GIVEN EXERCISE: Omit every picture and output the rest of the records exactly as they are.

### RECORDS FOR THIS TASK ###

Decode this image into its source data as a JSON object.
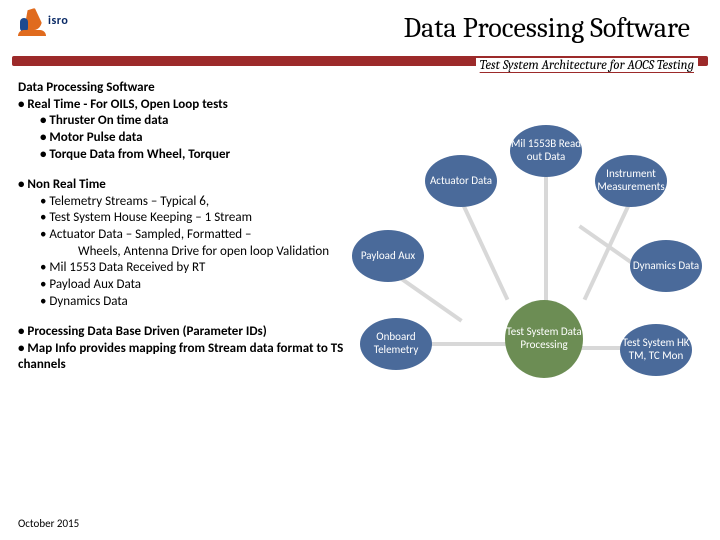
{
  "header": {
    "logo_text": "isro",
    "title": "Data Processing Software",
    "subtitle": "Test System Architecture for AOCS Testing"
  },
  "section_heading": "Data Processing Software",
  "realtime": {
    "head": "• Real Time  - For OILS, Open Loop tests",
    "items": [
      "• Thruster On time data",
      "• Motor Pulse data",
      "• Torque Data from Wheel, Torquer"
    ]
  },
  "nonrealtime": {
    "head": "• Non Real Time",
    "items": [
      "• Telemetry Streams – Typical 6,",
      "• Test System House Keeping – 1 Stream",
      "• Actuator Data – Sampled, Formatted –",
      "Wheels, Antenna Drive for open loop Validation",
      "• Mil 1553 Data Received by RT",
      "• Payload Aux Data",
      "• Dynamics Data"
    ]
  },
  "bottom": [
    "• Processing Data Base Driven  (Parameter IDs)",
    "• Map Info provides mapping from Stream data format to TS channels"
  ],
  "date": "October 2015",
  "diagram": {
    "center": "Test System Data Processing",
    "nodes": {
      "actuator": "Actuator Data",
      "mil": "Mil 1553B Read out Data",
      "instr": "Instrument Measurements",
      "dyn": "Dynamics Data",
      "tshk": "Test System HK TM, TC Mon",
      "payload": "Payload Aux",
      "onboard": "Onboard Telemetry"
    }
  }
}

###

OUTPUT FOR THIS EXERCISE:
Decode this image into its source data as a JSON object.
{
  "header": {
    "logo_text": "isro",
    "title": "Data Processing Software",
    "subtitle": "Test System Architecture for AOCS Testing"
  },
  "section_heading": "Data Processing Software",
  "realtime": {
    "head": "• Real Time  - For OILS, Open Loop tests",
    "items": [
      "• Thruster On time data",
      "• Motor Pulse data",
      "• Torque Data from Wheel, Torquer"
    ]
  },
  "nonrealtime": {
    "head": "• Non Real Time",
    "items": [
      "• Telemetry Streams – Typical 6,",
      "• Test System House Keeping – 1 Stream",
      "• Actuator Data – Sampled, Formatted –",
      "Wheels, Antenna Drive for open loop Validation",
      "• Mil 1553 Data Received by RT",
      "• Payload Aux Data",
      "• Dynamics Data"
    ]
  },
  "bottom": [
    "• Processing Data Base Driven  (Parameter IDs)",
    "• Map Info provides mapping from Stream data format to TS channels"
  ],
  "date": "October 2015",
  "diagram": {
    "center": "Test System Data Processing",
    "nodes": {
      "actuator": "Actuator Data",
      "mil": "Mil 1553B Read out Data",
      "instr": "Instrument Measurements",
      "dyn": "Dynamics Data",
      "tshk": "Test System HK TM, TC Mon",
      "payload": "Payload Aux",
      "onboard": "Onboard Telemetry"
    }
  }
}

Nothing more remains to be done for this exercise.